*Source document*
• • • • •

For example, Salmon et al. created a dashboard (the Campus Energy Education Dashboard)
to display the energy consumption inside a university campus [23]. The final aim of this project
was to improve energy efficiency and increase the awareness of its occupants. Also, in [24],
the authors analyzed interactive energy visualizations and used Fogg Behavior Model [25] to
categorize interactive visualizations. They focused on how users behavior and, consequently,
their energy consumption changes based on the visualization to prove that visualizations can
increase awareness and motivate users to decrease their energy consumption. Also, artwork
and public displays can influence users behavior as they both create a more engaging experience
[26, 27]. Odom et al.[27] developed an Eco-Visualization enjoyable through situated displays on
campus to create competition between dormitories. They aim at improving students’ long-term
behavior about energy and resource consumption.

• • • • •

*Dataset extract*
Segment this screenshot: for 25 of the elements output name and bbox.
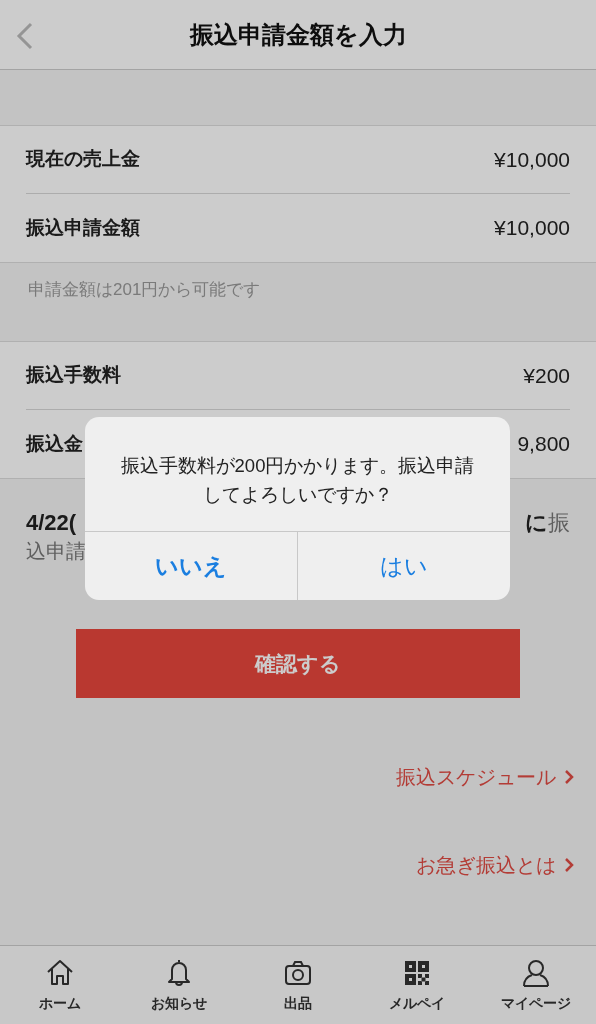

• • • • •

*What to work on*
1. For each statement about the passage on energy visualization, answer yes or no and quote the words of the passage that decide it: (a) The Campus Energy Education Dashboard displayed energy consumption inside a university campus. (b) The authors of [24] used the Fogg Behavior Model to categorize interactive visualizations. (c) Odom et al. set up situated displays to create competition between universities.
2. Print the part of the passage on energy visualization that starts at "to display the" and ends at "and resource consumption.".
3. Carry on the passage on energy visualization from the point where it stops.

*Answers for this exercise*
1.
(a) Yes: "to display the energy consumption inside a university campus"
(b) Yes: "used Fogg Behavior Model [25] to categorize interactive visualizations"
(c) No: "to create competition between dormitories"

2.
to display the energy consumption inside a university campus [23]. The final aim of this project
was to improve energy efficiency and increase the awareness of its occupants. Also, in [24],
the authors analyzed interactive energy visualizations and used Fogg Behavior Model [25] to
categorize interactive visualizations. They focused on how users behavior and, consequently,
their energy consumption changes based on the visualization to prove that visualizations can
increase awareness and motivate users to decrease their energy consumption. Also, artwork
and public displays can influence users behavior as they both create a more engaging experience
[26, 27]. Odom et al.[27] developed an Eco-Visualization enjoyable through situated displays on
campus to create competition between dormitories. They aim at improving students’ long-term
behavior about energy and resource consumption.

3.
In addition to the energy aspect, several studies were carried out concerning food waste,
air quality, environmental issues, and health. For example, an augmented bin and the relative
Facebook application is employed to put users in front of their conscious and unconscious
behaviors concerning their waste management [28, 29]. This particular project emphasizes
the importance of the social component, which relies on every user’s desire to be accepted
inside a community and the sense of guilt and shame for the bad habits. Also, the authors use
gamification to increase users’ awareness and their behavior. The achievements and the food
waste savings were displayed in the form of a tree and gold bars.
Go and Grow is a system that displays a living visualization to increase users’ awareness
and promote a more active lifestyle [30]. The author implemented an online dashboard and the
visualization of a living plant as a metaphor for an active lifestyle: through the user’s personal
data, such as the steps taken, the plant is watered. Their final aim was to prove that abstract or
living visualizations are more emotionally engaging and, therefore, more capable of influencing
users’ behavior. Instead, USC AiR is a mobile-based application that shows air quality data inside
a campus, exploiting also Augmented Reality (AR) to make the visualization more immersive
and inspire users to contribute to the reduction of air pollution [5]. Often, Data Visualization is
combined with AR to make users feel more engaged with the data and inspire them to improve
their behavior.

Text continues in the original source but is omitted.